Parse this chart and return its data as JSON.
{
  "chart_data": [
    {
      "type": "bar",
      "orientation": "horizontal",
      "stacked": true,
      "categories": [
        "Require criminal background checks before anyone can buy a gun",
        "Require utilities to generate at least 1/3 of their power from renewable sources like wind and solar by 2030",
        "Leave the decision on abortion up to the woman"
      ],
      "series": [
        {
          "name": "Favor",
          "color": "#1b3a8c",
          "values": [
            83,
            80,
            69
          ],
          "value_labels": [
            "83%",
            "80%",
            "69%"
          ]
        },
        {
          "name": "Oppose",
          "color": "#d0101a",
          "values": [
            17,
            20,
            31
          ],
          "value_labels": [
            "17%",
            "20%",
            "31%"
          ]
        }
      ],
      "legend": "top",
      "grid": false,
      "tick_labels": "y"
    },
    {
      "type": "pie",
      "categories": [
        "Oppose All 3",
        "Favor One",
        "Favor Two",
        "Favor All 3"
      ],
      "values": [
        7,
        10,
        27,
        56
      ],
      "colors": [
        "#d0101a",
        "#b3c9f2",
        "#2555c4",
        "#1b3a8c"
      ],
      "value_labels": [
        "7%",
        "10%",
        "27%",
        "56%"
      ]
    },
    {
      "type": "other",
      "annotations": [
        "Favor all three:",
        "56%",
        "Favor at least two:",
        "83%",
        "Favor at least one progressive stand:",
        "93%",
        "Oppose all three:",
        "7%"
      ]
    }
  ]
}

--

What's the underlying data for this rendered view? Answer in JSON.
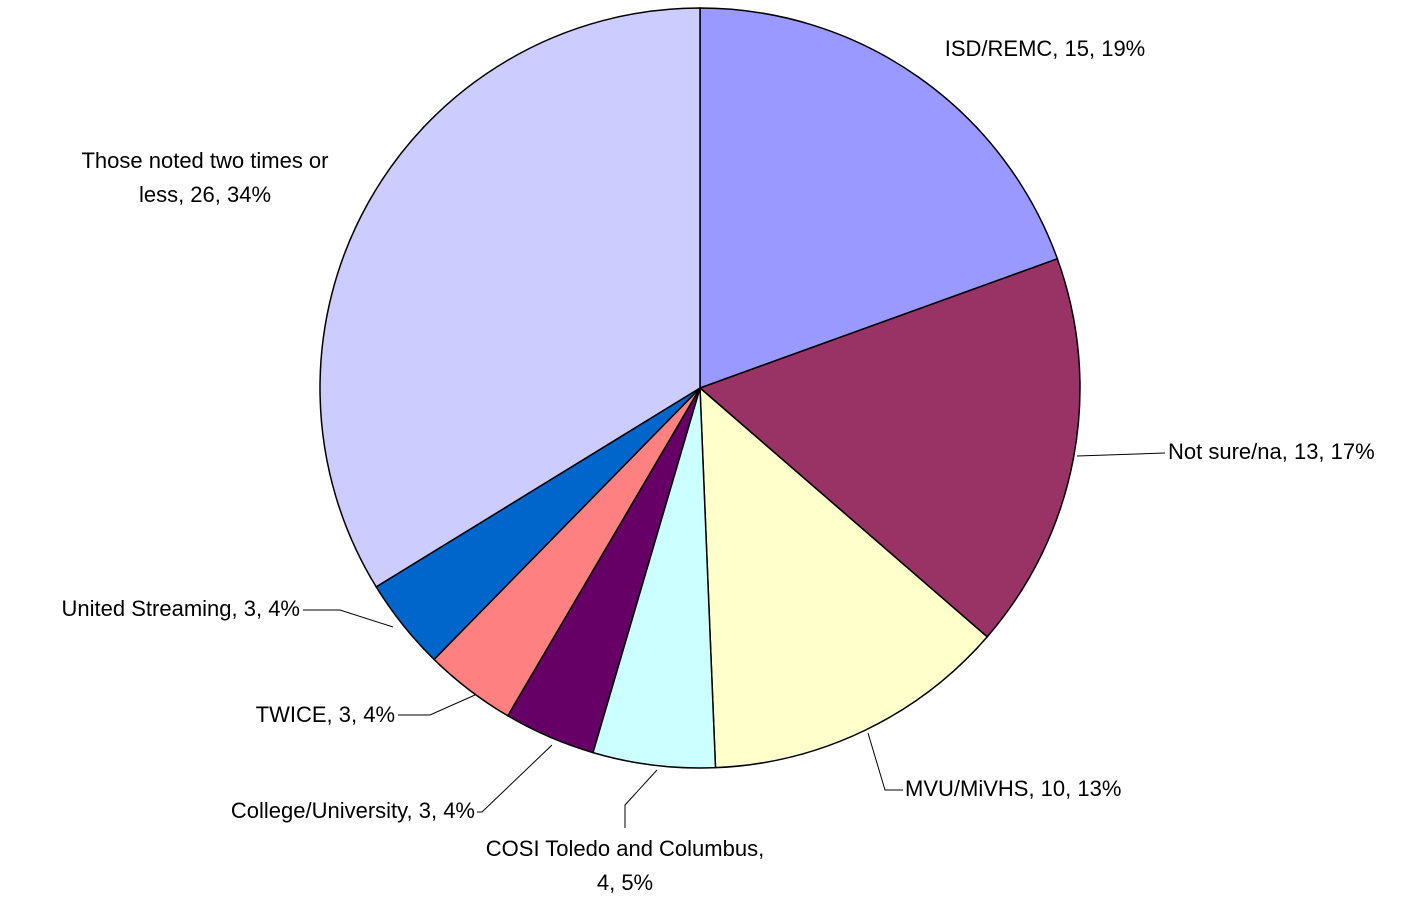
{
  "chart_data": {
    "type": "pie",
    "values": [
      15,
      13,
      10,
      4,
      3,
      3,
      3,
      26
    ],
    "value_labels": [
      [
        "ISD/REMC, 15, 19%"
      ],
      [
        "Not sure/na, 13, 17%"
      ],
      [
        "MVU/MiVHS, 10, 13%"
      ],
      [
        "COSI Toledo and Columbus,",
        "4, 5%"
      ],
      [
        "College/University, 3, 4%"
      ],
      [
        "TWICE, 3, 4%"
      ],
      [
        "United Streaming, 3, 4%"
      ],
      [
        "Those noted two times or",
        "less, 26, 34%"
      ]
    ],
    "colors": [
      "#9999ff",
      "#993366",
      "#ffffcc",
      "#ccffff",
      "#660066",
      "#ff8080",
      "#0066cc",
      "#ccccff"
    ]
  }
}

### What you will do
Select all lines with the word "Favor" from the entries above.

### Solved problem
          "name": "Favor",
        "Favor One",
        "Favor Two",
        "Favor All 3"
        "Favor all three:",
        "Favor at least two:",
        "Favor at least one progressive stand:",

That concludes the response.